#### Yapılacak iş:
Aşağıdaki malzemedeki bütün satırları hiçbir karakterini değiştirmeden olduğu gibi yeniden yazın.

Öğe bölgesi listeleri:
--
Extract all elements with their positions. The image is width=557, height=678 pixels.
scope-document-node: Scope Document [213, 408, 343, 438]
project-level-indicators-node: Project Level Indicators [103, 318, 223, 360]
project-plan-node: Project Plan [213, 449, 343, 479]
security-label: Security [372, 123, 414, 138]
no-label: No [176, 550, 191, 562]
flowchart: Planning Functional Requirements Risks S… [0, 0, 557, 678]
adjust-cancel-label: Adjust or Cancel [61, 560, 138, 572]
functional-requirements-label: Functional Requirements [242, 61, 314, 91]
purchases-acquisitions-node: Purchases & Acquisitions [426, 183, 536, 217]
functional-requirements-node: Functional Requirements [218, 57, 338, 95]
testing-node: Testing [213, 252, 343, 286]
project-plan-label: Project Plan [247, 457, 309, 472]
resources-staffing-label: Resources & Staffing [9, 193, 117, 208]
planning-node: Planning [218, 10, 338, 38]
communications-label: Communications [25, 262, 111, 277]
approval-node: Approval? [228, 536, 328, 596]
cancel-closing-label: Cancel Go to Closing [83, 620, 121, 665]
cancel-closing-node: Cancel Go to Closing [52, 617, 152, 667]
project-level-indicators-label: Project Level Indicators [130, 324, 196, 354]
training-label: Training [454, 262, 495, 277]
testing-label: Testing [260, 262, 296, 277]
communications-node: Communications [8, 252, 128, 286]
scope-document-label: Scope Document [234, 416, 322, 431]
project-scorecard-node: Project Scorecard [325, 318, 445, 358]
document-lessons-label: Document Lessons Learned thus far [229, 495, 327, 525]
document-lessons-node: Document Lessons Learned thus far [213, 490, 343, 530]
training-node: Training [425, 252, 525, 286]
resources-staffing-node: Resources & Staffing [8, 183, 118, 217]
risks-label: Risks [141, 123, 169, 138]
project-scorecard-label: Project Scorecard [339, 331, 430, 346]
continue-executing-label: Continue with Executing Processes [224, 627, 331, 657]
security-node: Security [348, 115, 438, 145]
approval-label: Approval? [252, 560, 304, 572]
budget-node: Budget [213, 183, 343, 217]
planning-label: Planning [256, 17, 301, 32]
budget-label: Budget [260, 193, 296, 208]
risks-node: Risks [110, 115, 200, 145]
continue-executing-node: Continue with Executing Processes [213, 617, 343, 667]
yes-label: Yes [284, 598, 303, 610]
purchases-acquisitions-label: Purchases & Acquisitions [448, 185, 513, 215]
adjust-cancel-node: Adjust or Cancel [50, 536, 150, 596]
--
#### Görev sonucu:
Extract all elements with their positions. The image is width=557, height=678 pixels.
scope-document-node: Scope Document [213, 408, 343, 438]
project-level-indicators-node: Project Level Indicators [103, 318, 223, 360]
project-plan-node: Project Plan [213, 449, 343, 479]
security-label: Security [372, 123, 414, 138]
no-label: No [176, 550, 191, 562]
flowchart: Planning Functional Requirements Risks S… [0, 0, 557, 678]
adjust-cancel-label: Adjust or Cancel [61, 560, 138, 572]
functional-requirements-label: Functional Requirements [242, 61, 314, 91]
purchases-acquisitions-node: Purchases & Acquisitions [426, 183, 536, 217]
functional-requirements-node: Functional Requirements [218, 57, 338, 95]
testing-node: Testing [213, 252, 343, 286]
project-plan-label: Project Plan [247, 457, 309, 472]
resources-staffing-label: Resources & Staffing [9, 193, 117, 208]
planning-node: Planning [218, 10, 338, 38]
communications-label: Communications [25, 262, 111, 277]
approval-node: Approval? [228, 536, 328, 596]
cancel-closing-label: Cancel Go to Closing [83, 620, 121, 665]
cancel-closing-node: Cancel Go to Closing [52, 617, 152, 667]
project-level-indicators-label: Project Level Indicators [130, 324, 196, 354]
training-label: Training [454, 262, 495, 277]
testing-label: Testing [260, 262, 296, 277]
communications-node: Communications [8, 252, 128, 286]
scope-document-label: Scope Document [234, 416, 322, 431]
project-scorecard-node: Project Scorecard [325, 318, 445, 358]
document-lessons-label: Document Lessons Learned thus far [229, 495, 327, 525]
document-lessons-node: Document Lessons Learned thus far [213, 490, 343, 530]
training-node: Training [425, 252, 525, 286]
resources-staffing-node: Resources & Staffing [8, 183, 118, 217]
risks-label: Risks [141, 123, 169, 138]
project-scorecard-label: Project Scorecard [339, 331, 430, 346]
continue-executing-label: Continue with Executing Processes [224, 627, 331, 657]
security-node: Security [348, 115, 438, 145]
approval-label: Approval? [252, 560, 304, 572]
budget-node: Budget [213, 183, 343, 217]
planning-label: Planning [256, 17, 301, 32]
budget-label: Budget [260, 193, 296, 208]
risks-node: Risks [110, 115, 200, 145]
continue-executing-node: Continue with Executing Processes [213, 617, 343, 667]
yes-label: Yes [284, 598, 303, 610]
purchases-acquisitions-label: Purchases & Acquisitions [448, 185, 513, 215]
adjust-cancel-node: Adjust or Cancel [50, 536, 150, 596]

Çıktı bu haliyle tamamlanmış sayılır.